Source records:
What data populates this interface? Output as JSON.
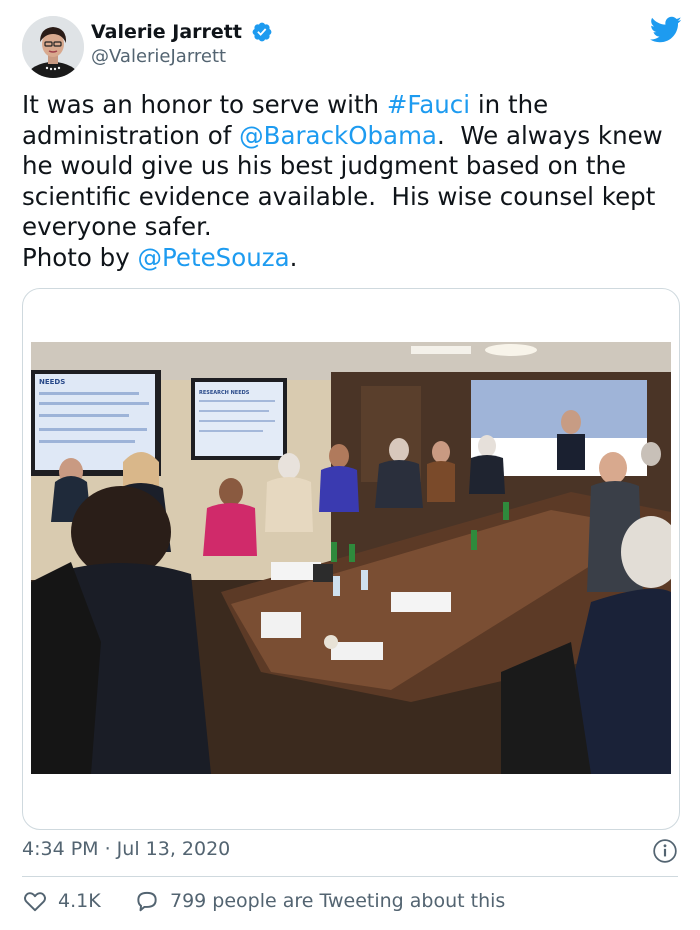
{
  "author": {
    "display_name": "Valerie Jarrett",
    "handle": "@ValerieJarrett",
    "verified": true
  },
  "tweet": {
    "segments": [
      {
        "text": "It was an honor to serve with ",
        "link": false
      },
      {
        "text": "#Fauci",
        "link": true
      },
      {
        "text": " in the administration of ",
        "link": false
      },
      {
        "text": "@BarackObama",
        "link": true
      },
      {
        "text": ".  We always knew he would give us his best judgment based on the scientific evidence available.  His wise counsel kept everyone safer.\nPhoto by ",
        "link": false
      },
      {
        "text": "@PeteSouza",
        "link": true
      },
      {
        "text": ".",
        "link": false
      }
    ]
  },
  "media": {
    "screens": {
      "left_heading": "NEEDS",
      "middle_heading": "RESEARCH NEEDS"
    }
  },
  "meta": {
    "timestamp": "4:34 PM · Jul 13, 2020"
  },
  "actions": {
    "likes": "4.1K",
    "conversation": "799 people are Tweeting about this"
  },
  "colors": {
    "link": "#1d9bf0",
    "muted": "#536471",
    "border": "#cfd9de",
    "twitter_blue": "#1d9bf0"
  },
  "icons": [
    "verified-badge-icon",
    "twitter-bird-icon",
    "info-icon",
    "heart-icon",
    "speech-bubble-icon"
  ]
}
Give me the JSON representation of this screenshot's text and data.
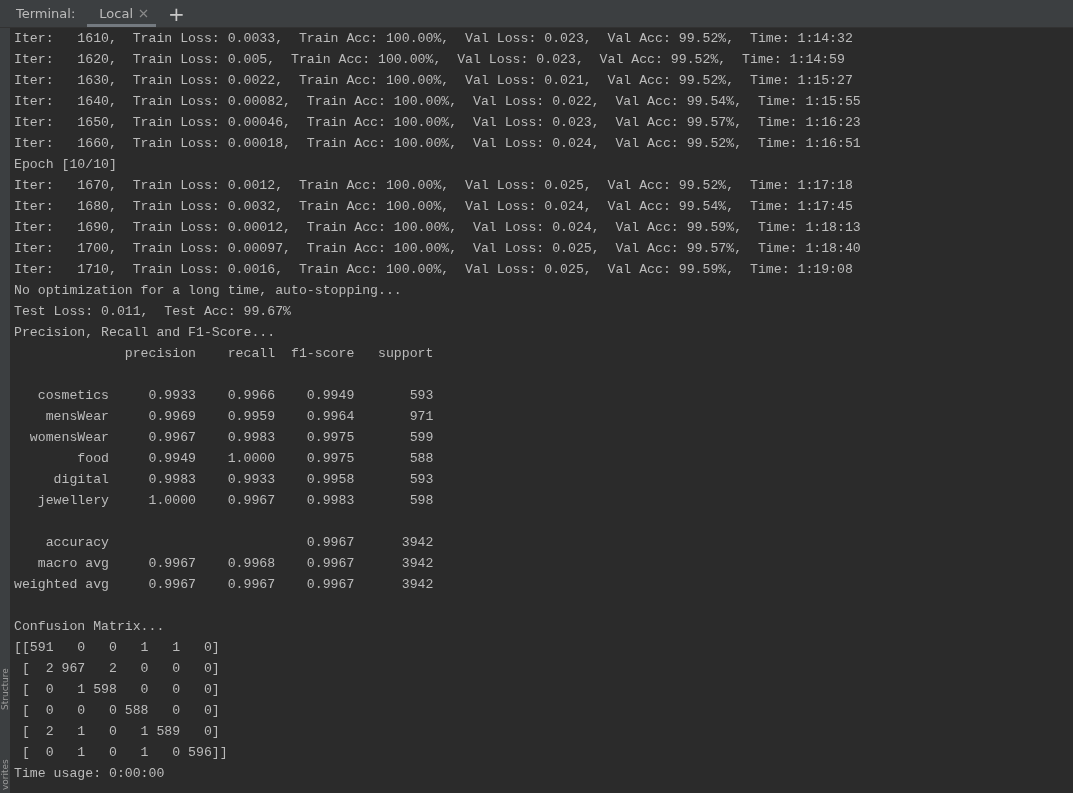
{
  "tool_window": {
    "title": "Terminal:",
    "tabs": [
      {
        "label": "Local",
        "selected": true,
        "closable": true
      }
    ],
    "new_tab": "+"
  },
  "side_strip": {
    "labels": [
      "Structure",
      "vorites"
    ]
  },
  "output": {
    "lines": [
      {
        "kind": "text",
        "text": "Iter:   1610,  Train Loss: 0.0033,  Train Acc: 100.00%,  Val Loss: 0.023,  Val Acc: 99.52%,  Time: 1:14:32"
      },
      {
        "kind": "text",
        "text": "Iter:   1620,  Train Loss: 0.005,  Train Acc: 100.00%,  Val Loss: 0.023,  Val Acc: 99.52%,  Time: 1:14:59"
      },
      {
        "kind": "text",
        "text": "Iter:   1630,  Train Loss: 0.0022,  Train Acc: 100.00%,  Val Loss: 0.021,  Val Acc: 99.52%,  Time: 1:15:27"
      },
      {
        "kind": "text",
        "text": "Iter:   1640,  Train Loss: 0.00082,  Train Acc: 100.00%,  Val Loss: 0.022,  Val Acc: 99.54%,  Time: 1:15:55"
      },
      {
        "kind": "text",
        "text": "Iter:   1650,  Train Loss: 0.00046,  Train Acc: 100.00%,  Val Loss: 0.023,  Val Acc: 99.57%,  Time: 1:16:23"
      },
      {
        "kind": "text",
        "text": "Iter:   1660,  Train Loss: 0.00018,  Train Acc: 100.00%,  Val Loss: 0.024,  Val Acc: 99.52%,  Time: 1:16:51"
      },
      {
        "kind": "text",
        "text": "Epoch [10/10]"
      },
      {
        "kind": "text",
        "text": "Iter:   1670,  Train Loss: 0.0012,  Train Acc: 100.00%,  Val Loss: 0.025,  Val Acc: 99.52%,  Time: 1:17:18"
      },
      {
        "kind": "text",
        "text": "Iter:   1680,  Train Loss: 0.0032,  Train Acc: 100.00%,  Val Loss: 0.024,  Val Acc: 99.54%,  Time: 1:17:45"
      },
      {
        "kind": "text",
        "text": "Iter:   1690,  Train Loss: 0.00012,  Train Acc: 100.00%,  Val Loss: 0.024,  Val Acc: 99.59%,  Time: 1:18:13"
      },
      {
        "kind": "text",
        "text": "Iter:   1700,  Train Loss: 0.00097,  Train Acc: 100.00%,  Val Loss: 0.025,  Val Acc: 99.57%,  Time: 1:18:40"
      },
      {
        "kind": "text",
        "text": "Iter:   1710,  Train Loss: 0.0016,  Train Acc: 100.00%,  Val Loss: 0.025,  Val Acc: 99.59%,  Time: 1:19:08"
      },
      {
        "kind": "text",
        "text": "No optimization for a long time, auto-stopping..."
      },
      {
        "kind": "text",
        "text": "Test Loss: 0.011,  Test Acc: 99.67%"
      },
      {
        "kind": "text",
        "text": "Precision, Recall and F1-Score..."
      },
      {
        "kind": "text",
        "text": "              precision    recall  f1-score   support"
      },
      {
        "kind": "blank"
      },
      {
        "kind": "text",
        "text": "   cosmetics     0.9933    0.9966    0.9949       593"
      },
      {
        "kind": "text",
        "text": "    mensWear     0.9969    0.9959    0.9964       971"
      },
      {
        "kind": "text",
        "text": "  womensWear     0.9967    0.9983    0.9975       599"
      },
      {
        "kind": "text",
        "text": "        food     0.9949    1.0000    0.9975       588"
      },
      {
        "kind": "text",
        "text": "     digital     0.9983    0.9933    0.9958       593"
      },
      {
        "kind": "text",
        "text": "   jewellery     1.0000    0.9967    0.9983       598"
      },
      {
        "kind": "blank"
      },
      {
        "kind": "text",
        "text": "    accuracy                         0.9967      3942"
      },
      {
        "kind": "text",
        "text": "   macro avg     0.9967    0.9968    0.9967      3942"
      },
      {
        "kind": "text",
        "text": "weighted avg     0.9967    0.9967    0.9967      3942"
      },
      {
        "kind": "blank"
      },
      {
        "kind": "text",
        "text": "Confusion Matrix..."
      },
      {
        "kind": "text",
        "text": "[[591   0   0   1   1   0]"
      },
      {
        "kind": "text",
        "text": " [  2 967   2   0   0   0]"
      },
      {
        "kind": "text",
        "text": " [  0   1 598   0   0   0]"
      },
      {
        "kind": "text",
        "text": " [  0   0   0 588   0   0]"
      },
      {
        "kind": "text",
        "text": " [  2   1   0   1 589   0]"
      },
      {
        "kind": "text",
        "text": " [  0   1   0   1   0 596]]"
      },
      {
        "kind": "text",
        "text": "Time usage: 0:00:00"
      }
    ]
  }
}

==

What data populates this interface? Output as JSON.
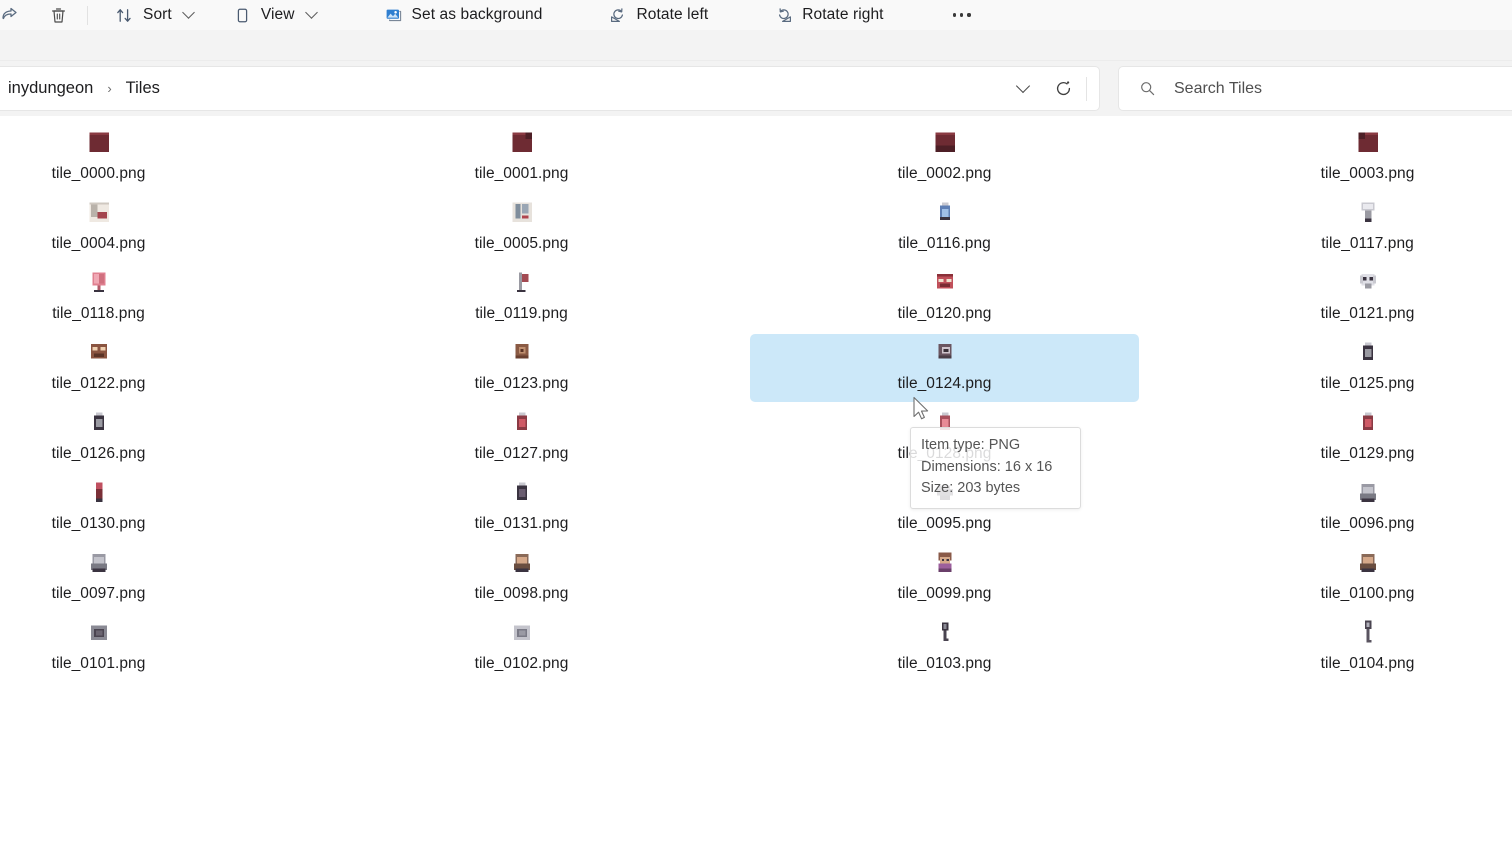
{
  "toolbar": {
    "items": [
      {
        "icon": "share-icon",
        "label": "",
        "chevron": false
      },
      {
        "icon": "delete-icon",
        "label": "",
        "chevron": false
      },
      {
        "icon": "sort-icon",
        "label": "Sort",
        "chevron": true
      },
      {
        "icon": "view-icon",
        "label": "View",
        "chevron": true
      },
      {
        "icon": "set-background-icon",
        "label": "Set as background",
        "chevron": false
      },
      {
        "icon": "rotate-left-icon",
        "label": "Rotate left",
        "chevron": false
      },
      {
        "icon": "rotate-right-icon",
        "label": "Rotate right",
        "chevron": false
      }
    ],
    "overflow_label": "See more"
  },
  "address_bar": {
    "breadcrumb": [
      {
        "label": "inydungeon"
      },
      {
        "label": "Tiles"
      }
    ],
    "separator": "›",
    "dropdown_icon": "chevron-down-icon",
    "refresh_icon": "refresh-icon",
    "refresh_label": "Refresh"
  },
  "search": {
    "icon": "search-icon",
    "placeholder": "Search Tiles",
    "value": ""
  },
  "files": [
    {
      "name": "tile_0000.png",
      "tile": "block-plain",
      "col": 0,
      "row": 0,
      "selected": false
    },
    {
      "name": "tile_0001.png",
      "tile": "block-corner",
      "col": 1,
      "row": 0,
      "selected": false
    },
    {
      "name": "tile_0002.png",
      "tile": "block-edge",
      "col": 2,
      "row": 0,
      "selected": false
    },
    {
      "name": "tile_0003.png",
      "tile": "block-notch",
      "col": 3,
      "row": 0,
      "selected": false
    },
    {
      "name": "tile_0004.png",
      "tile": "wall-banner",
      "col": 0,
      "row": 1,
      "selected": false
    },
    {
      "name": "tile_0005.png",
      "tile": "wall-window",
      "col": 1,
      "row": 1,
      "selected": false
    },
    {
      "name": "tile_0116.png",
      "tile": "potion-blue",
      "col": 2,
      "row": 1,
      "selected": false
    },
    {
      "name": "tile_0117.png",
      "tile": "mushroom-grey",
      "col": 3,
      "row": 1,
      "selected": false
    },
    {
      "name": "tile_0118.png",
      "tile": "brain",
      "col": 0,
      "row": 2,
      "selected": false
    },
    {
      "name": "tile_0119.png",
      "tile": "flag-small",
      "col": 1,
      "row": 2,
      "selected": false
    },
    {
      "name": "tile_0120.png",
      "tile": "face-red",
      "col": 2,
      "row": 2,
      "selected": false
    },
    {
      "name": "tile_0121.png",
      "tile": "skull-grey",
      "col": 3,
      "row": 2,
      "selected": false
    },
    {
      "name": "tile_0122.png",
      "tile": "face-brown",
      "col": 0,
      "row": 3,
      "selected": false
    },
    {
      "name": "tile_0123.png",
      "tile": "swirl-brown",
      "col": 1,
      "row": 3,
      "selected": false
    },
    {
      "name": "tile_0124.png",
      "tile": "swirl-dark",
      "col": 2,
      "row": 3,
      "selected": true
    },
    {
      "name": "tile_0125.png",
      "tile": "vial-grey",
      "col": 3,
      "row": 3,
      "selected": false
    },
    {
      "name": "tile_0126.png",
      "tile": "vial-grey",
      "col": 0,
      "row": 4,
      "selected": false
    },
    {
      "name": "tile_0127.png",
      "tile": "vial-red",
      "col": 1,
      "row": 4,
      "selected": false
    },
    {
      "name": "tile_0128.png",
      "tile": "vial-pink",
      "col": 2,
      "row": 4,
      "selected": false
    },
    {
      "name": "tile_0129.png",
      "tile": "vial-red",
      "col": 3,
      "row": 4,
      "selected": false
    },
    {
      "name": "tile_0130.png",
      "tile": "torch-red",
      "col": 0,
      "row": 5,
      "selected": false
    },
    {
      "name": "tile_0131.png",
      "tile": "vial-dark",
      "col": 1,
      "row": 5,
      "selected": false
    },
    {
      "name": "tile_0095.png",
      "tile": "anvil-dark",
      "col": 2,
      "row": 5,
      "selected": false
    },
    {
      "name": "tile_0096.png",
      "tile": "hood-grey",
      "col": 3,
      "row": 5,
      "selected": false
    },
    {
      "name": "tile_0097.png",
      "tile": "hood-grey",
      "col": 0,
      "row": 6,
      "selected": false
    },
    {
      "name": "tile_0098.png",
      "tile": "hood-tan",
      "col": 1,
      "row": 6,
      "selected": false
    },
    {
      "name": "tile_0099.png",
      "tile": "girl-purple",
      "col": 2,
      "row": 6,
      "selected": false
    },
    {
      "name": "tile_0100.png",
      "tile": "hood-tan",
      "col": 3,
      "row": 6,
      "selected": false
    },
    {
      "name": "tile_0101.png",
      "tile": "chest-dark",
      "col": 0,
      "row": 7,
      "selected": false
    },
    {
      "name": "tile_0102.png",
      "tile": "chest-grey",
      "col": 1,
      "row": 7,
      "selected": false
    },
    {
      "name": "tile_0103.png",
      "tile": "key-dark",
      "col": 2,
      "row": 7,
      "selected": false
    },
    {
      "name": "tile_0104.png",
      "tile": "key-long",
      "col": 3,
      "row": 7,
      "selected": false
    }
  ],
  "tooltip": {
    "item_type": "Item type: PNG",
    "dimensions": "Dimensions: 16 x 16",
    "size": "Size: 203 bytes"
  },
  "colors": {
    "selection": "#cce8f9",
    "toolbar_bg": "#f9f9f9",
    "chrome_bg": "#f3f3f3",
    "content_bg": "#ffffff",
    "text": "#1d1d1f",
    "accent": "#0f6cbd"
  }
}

BRIEF:
Go through the data and gather every line that holds "dark".

RIGHT ANSWER:
      "tile": "swirl-dark",
      "tile": "vial-dark",
      "tile": "anvil-dark",
      "tile": "chest-dark",
      "tile": "key-dark",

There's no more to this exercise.